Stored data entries
──────────

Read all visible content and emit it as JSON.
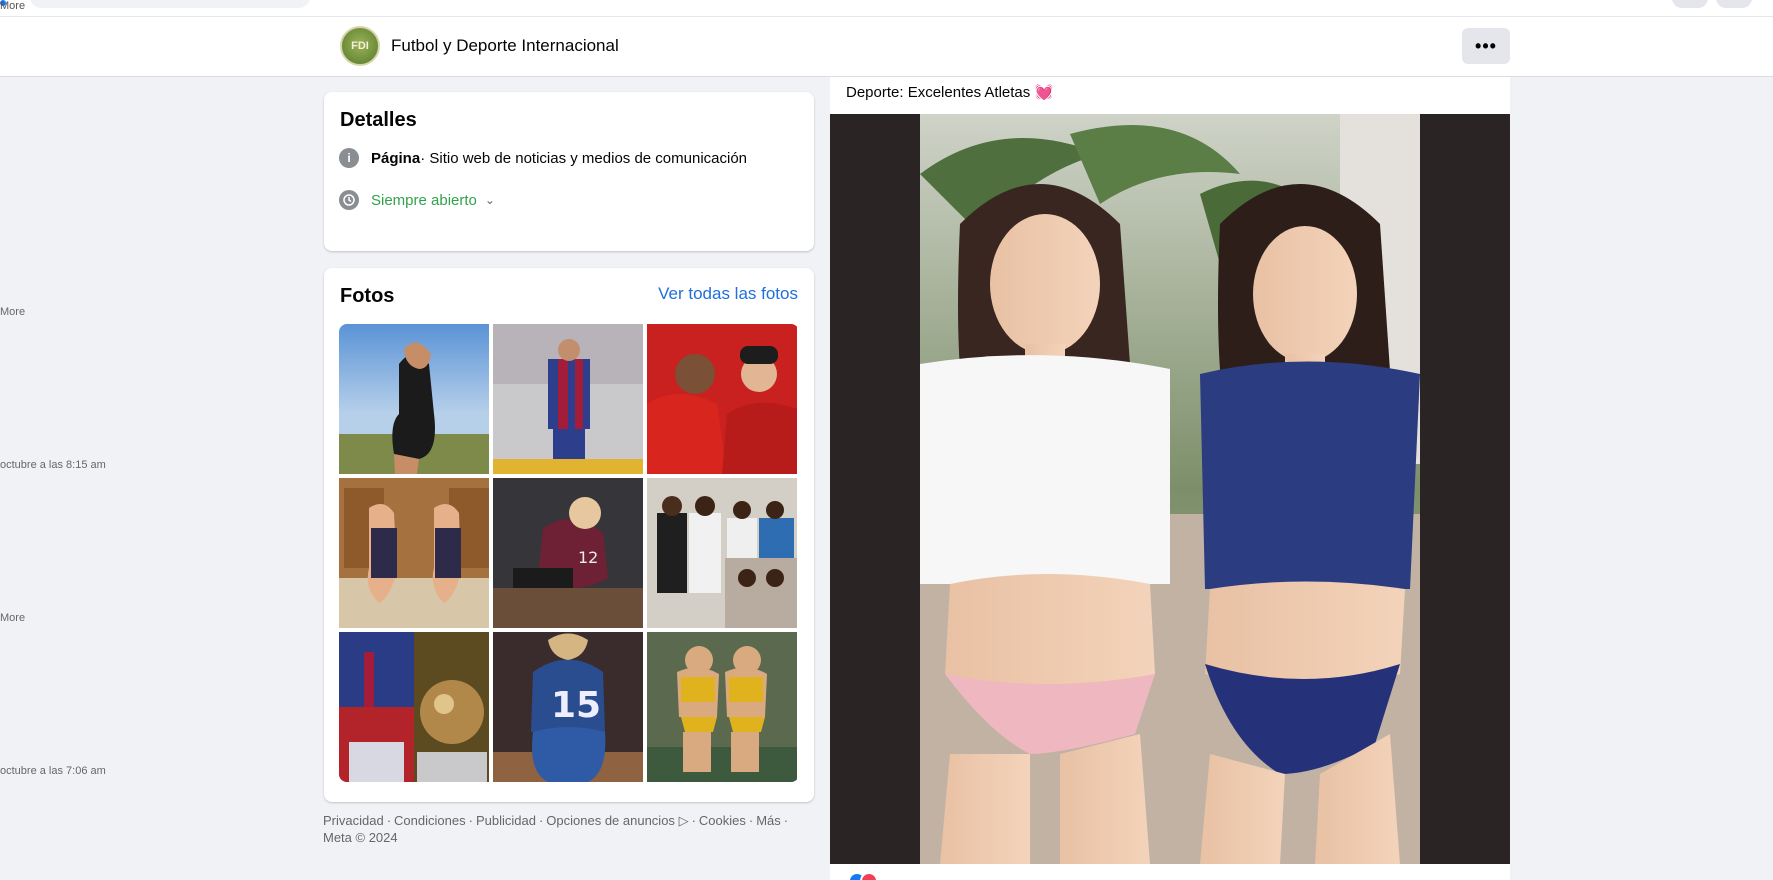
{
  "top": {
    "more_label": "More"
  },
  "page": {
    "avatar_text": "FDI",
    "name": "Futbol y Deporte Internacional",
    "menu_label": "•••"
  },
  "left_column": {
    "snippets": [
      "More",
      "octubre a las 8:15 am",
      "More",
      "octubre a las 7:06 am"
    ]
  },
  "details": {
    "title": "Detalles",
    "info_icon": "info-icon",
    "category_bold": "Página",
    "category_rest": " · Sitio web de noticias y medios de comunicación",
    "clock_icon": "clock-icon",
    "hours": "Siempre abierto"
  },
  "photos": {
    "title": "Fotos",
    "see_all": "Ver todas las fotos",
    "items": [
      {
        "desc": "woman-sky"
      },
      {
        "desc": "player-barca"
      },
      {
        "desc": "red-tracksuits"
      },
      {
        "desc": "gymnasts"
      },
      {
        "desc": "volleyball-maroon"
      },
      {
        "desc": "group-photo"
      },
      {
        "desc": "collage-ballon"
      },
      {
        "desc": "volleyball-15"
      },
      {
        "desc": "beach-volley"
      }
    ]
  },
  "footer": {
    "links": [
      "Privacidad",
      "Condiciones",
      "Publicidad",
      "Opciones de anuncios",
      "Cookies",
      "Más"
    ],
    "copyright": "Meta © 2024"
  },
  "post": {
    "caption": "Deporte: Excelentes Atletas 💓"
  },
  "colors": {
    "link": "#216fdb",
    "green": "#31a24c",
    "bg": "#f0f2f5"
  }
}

──────────

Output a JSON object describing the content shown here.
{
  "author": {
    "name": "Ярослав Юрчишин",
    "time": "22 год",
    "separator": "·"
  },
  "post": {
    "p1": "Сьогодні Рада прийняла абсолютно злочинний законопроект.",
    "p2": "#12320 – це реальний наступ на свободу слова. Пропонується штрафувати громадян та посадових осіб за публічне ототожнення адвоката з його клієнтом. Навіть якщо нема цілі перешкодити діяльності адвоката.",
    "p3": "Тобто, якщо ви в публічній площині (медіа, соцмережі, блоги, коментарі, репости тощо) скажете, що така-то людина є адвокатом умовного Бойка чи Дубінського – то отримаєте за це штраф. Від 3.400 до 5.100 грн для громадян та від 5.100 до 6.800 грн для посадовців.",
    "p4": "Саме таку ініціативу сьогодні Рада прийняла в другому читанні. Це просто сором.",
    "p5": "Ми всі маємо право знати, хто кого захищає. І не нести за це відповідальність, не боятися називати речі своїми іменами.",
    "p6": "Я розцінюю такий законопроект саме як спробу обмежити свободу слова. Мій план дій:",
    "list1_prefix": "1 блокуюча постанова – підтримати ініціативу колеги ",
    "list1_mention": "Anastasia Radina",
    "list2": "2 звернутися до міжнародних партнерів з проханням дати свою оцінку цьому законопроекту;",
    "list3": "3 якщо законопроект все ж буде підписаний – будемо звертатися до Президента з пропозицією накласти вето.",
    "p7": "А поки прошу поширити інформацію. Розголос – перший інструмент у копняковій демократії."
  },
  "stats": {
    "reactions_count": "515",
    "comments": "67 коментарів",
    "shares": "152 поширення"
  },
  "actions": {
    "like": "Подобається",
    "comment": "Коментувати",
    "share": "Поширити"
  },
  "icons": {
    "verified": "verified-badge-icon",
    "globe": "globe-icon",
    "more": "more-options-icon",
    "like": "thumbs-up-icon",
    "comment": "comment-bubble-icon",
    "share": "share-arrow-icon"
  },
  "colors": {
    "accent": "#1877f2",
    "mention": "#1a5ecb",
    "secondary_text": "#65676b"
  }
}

──────────

Work required
Identify each line in the records above containing the word "слова"; copy those lines.

Reply to the task
    "p2": "#12320 – це реальний наступ на свободу слова. Пропонується штрафувати громадян та посадових осіб за публічне ототожнення адвоката з його клієнтом. Навіть якщо нема цілі перешкодити діяльності адвоката.",
    "p6": "Я розцінюю такий законопроект саме як спробу обмежити свободу слова. Мій план дій:",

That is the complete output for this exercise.